Problem details:
In the entries that follow, find the word "this" and report each line it is on.

Information given:

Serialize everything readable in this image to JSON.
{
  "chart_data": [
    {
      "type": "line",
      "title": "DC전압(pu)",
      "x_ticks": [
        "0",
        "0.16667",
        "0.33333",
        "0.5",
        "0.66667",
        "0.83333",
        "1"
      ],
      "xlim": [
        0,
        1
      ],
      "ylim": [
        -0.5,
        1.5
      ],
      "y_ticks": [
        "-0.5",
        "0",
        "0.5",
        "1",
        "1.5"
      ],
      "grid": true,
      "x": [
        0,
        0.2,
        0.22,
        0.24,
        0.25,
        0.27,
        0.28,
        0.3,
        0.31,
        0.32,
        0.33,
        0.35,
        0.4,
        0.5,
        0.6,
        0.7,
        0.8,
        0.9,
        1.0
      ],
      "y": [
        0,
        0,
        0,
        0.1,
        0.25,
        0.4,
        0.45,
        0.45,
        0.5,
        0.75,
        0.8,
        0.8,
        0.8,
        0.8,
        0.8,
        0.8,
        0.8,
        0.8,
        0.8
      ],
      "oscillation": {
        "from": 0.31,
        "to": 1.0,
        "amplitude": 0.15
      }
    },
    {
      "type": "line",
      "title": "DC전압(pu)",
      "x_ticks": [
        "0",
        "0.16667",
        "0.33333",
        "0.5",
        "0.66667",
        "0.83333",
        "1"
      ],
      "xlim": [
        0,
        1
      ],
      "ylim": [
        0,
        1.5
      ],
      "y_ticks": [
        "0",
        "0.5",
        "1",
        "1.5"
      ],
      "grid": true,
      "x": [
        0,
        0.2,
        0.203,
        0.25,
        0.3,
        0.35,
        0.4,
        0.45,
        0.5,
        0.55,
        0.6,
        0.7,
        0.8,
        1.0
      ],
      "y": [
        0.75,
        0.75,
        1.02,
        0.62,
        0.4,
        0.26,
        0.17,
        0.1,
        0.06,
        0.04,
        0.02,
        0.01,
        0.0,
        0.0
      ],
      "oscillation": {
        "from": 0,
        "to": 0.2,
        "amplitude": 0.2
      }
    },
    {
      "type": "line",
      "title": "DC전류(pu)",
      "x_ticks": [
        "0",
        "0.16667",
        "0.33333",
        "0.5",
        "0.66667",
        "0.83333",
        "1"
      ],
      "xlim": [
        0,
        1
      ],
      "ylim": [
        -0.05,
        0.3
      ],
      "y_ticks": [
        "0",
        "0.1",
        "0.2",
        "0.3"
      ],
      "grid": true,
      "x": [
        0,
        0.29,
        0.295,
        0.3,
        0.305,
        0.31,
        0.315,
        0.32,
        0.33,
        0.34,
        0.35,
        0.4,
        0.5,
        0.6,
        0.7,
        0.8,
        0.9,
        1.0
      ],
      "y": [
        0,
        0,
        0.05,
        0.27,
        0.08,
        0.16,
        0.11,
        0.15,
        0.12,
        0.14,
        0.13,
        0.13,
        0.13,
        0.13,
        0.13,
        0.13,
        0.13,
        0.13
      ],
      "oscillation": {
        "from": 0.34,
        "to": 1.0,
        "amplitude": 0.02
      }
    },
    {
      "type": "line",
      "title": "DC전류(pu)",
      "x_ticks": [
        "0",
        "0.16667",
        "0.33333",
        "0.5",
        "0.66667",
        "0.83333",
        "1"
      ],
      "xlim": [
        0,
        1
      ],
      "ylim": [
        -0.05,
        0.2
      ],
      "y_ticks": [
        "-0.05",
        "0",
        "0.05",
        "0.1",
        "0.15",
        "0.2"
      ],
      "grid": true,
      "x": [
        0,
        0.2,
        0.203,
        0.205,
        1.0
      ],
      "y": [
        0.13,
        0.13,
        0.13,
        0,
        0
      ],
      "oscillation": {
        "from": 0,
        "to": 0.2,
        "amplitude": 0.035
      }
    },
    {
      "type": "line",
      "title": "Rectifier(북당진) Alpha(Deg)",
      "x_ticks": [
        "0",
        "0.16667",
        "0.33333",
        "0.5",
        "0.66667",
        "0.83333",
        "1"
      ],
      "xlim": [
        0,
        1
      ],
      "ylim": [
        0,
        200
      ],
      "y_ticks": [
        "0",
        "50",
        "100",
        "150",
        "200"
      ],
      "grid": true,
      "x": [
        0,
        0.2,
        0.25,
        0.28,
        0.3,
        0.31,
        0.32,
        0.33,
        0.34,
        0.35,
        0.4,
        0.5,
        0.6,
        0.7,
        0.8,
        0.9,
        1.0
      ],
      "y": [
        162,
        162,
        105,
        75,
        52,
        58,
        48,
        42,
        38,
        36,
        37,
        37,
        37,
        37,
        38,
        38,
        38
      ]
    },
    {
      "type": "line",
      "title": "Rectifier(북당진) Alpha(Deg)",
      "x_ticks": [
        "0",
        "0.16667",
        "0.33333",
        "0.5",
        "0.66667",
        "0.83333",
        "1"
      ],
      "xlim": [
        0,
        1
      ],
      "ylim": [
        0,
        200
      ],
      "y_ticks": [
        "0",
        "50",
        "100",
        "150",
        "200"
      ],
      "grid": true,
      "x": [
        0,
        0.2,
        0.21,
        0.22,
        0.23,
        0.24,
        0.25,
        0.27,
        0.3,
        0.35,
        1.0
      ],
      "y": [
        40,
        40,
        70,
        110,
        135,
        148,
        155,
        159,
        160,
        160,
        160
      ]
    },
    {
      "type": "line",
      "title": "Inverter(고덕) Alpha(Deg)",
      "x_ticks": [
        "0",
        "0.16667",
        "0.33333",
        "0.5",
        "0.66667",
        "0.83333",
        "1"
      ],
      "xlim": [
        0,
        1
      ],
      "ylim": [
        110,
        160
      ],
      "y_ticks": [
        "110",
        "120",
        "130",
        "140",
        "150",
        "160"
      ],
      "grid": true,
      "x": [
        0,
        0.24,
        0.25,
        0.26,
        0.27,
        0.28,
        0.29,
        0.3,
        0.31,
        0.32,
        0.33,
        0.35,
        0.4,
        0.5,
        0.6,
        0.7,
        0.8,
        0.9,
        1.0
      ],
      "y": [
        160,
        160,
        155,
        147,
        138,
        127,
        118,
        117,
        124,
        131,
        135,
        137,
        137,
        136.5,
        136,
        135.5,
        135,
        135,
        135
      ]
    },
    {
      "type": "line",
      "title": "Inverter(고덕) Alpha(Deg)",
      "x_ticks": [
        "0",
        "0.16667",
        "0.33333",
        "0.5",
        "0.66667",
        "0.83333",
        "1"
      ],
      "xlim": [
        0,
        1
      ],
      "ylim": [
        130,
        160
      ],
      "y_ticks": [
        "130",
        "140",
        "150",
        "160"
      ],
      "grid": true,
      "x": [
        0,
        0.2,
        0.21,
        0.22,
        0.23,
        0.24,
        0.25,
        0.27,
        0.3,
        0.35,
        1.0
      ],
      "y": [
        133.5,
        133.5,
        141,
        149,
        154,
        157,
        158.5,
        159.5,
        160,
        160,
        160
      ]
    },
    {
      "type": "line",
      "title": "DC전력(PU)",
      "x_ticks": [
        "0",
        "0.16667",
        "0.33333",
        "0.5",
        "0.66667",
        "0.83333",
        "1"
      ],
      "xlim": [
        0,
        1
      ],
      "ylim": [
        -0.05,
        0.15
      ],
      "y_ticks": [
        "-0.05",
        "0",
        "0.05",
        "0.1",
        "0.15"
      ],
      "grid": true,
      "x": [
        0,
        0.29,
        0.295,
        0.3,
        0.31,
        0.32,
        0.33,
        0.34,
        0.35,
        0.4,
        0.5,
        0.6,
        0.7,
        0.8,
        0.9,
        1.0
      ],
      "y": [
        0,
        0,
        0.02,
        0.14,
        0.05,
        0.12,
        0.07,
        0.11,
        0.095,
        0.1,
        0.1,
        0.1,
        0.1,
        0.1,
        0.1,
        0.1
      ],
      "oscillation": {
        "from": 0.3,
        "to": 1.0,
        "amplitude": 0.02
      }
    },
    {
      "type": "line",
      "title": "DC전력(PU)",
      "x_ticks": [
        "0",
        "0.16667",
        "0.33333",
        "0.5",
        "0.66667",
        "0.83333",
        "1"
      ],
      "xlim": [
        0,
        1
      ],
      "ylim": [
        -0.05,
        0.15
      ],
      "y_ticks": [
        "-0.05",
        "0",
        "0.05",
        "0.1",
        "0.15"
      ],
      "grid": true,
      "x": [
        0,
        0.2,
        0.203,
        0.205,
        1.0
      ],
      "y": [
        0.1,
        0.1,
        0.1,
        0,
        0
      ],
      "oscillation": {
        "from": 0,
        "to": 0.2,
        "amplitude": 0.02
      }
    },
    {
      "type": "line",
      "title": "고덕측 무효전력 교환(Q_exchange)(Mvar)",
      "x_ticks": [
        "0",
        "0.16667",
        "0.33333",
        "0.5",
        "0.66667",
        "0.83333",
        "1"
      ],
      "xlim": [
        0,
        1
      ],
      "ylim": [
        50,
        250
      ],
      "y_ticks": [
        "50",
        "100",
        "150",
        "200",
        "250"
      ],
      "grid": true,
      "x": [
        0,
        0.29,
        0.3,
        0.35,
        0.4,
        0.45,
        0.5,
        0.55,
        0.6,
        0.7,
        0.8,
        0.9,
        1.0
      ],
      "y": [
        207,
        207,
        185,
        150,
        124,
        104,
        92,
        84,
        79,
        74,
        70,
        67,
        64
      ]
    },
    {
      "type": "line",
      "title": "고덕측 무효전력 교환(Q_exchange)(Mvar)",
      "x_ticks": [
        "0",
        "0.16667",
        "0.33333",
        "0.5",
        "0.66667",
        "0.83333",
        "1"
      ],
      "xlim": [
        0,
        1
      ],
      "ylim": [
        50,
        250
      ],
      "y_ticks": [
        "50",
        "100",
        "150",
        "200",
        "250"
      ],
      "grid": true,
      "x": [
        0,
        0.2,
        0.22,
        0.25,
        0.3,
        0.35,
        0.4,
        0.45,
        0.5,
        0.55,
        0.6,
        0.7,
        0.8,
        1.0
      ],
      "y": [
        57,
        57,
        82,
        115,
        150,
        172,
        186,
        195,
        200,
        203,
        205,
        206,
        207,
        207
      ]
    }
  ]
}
...
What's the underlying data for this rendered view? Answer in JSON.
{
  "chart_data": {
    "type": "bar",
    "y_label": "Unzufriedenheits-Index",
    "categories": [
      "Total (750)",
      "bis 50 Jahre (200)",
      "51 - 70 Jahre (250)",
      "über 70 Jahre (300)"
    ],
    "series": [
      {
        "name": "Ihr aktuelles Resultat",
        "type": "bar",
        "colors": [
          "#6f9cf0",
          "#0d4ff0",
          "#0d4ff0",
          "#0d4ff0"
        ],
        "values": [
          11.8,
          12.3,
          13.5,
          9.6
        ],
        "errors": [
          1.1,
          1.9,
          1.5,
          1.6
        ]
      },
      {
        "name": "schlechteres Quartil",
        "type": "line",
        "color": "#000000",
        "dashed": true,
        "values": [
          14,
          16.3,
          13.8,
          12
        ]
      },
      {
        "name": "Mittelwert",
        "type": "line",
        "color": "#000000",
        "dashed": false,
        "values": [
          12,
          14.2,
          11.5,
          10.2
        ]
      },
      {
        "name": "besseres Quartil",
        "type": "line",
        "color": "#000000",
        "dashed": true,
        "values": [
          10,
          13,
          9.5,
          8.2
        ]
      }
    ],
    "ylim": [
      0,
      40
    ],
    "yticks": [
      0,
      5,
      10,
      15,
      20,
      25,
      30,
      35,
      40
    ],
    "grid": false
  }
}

Full output:
Serialize everything readable in this image to JSON.
What's the underlying data for this rendered view? Answer in JSON.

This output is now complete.